====== DATA TO USE ======
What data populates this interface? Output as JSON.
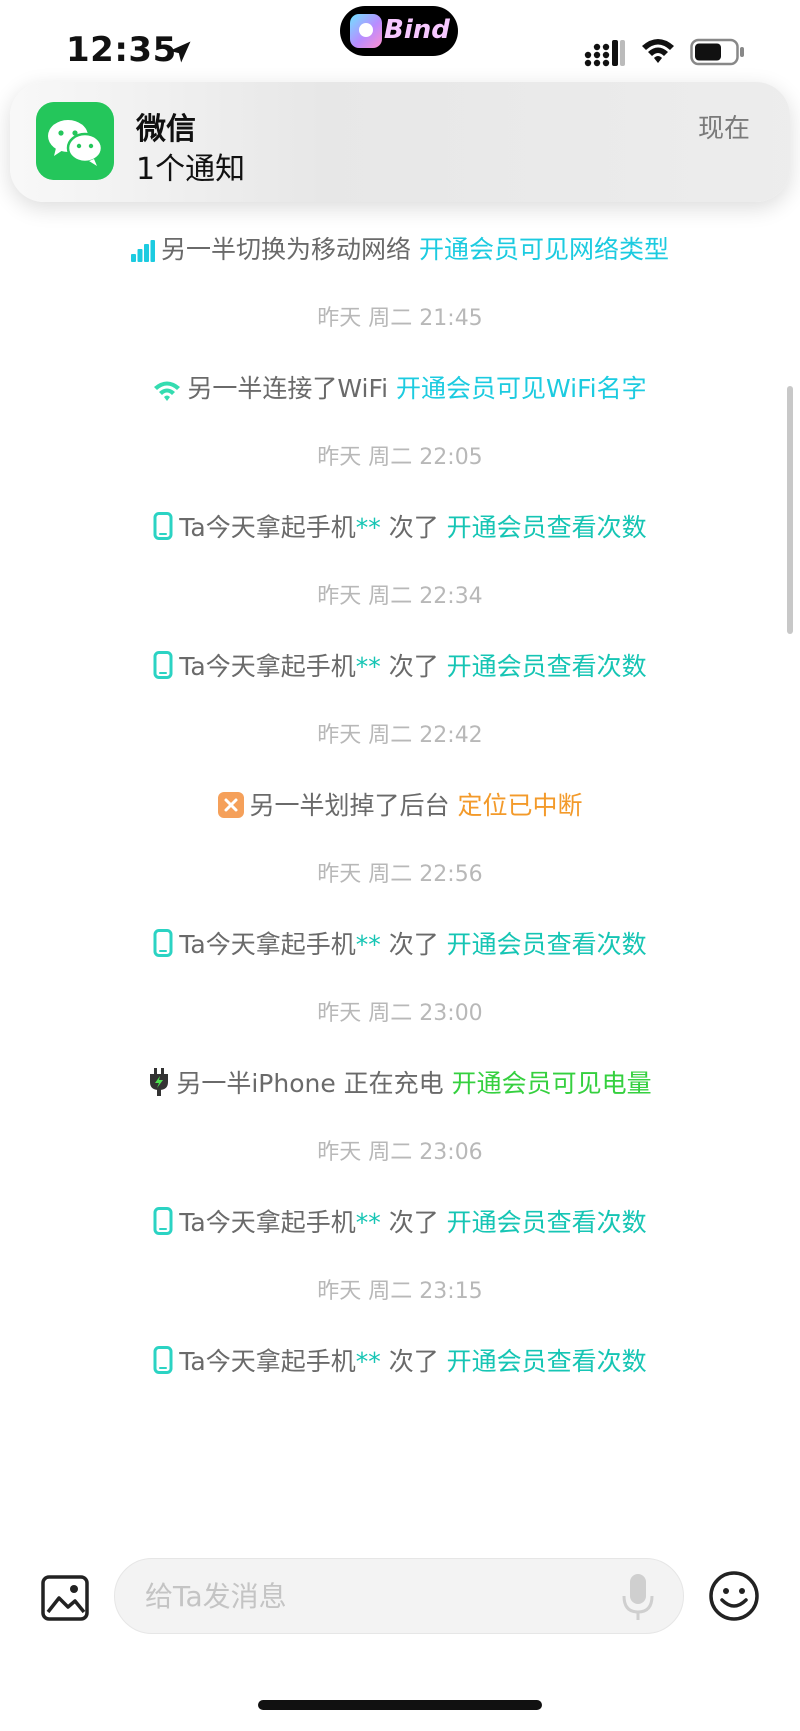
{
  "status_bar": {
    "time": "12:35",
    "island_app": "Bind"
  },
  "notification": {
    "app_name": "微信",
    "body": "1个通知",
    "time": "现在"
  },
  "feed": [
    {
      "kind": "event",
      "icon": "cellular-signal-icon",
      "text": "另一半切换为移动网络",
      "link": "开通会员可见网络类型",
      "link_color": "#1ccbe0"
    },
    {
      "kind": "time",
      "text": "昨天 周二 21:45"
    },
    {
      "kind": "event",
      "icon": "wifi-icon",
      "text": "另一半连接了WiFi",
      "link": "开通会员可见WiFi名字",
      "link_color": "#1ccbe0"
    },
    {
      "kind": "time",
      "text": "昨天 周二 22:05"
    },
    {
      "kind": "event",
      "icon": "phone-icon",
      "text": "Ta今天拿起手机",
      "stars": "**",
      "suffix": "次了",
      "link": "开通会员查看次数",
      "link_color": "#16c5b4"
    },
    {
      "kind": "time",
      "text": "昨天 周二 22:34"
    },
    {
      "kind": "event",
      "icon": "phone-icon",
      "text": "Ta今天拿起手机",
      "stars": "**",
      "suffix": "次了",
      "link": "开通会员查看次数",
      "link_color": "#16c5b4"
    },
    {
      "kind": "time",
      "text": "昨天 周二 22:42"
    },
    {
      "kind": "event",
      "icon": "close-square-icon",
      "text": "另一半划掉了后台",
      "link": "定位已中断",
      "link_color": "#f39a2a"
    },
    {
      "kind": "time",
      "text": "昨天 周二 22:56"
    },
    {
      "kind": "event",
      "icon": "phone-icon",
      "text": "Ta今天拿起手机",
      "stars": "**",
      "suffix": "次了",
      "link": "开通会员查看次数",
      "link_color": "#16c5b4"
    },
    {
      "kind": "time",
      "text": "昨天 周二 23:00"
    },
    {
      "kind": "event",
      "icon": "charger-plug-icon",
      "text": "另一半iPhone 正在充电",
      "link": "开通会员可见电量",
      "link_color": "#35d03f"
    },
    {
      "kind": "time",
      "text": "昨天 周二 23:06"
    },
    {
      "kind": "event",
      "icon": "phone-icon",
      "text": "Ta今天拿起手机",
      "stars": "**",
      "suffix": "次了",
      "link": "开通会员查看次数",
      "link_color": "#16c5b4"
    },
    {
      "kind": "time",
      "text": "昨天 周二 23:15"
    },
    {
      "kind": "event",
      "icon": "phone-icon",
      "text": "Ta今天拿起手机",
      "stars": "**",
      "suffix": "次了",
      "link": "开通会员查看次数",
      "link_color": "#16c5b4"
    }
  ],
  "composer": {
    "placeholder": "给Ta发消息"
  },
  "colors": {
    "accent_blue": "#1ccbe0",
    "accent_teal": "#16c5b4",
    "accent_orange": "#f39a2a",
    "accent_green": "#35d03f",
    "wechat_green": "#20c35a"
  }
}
======
DESCRIPTION OF THE TASK: Skipping the pictures, transcribe each line above exactly as it appears.

RESPONSE:
What data populates this interface? Output as JSON.
{
  "status_bar": {
    "time": "12:35",
    "island_app": "Bind"
  },
  "notification": {
    "app_name": "微信",
    "body": "1个通知",
    "time": "现在"
  },
  "feed": [
    {
      "kind": "event",
      "icon": "cellular-signal-icon",
      "text": "另一半切换为移动网络",
      "link": "开通会员可见网络类型",
      "link_color": "#1ccbe0"
    },
    {
      "kind": "time",
      "text": "昨天 周二 21:45"
    },
    {
      "kind": "event",
      "icon": "wifi-icon",
      "text": "另一半连接了WiFi",
      "link": "开通会员可见WiFi名字",
      "link_color": "#1ccbe0"
    },
    {
      "kind": "time",
      "text": "昨天 周二 22:05"
    },
    {
      "kind": "event",
      "icon": "phone-icon",
      "text": "Ta今天拿起手机",
      "stars": "**",
      "suffix": "次了",
      "link": "开通会员查看次数",
      "link_color": "#16c5b4"
    },
    {
      "kind": "time",
      "text": "昨天 周二 22:34"
    },
    {
      "kind": "event",
      "icon": "phone-icon",
      "text": "Ta今天拿起手机",
      "stars": "**",
      "suffix": "次了",
      "link": "开通会员查看次数",
      "link_color": "#16c5b4"
    },
    {
      "kind": "time",
      "text": "昨天 周二 22:42"
    },
    {
      "kind": "event",
      "icon": "close-square-icon",
      "text": "另一半划掉了后台",
      "link": "定位已中断",
      "link_color": "#f39a2a"
    },
    {
      "kind": "time",
      "text": "昨天 周二 22:56"
    },
    {
      "kind": "event",
      "icon": "phone-icon",
      "text": "Ta今天拿起手机",
      "stars": "**",
      "suffix": "次了",
      "link": "开通会员查看次数",
      "link_color": "#16c5b4"
    },
    {
      "kind": "time",
      "text": "昨天 周二 23:00"
    },
    {
      "kind": "event",
      "icon": "charger-plug-icon",
      "text": "另一半iPhone 正在充电",
      "link": "开通会员可见电量",
      "link_color": "#35d03f"
    },
    {
      "kind": "time",
      "text": "昨天 周二 23:06"
    },
    {
      "kind": "event",
      "icon": "phone-icon",
      "text": "Ta今天拿起手机",
      "stars": "**",
      "suffix": "次了",
      "link": "开通会员查看次数",
      "link_color": "#16c5b4"
    },
    {
      "kind": "time",
      "text": "昨天 周二 23:15"
    },
    {
      "kind": "event",
      "icon": "phone-icon",
      "text": "Ta今天拿起手机",
      "stars": "**",
      "suffix": "次了",
      "link": "开通会员查看次数",
      "link_color": "#16c5b4"
    }
  ],
  "composer": {
    "placeholder": "给Ta发消息"
  },
  "colors": {
    "accent_blue": "#1ccbe0",
    "accent_teal": "#16c5b4",
    "accent_orange": "#f39a2a",
    "accent_green": "#35d03f",
    "wechat_green": "#20c35a"
  }
}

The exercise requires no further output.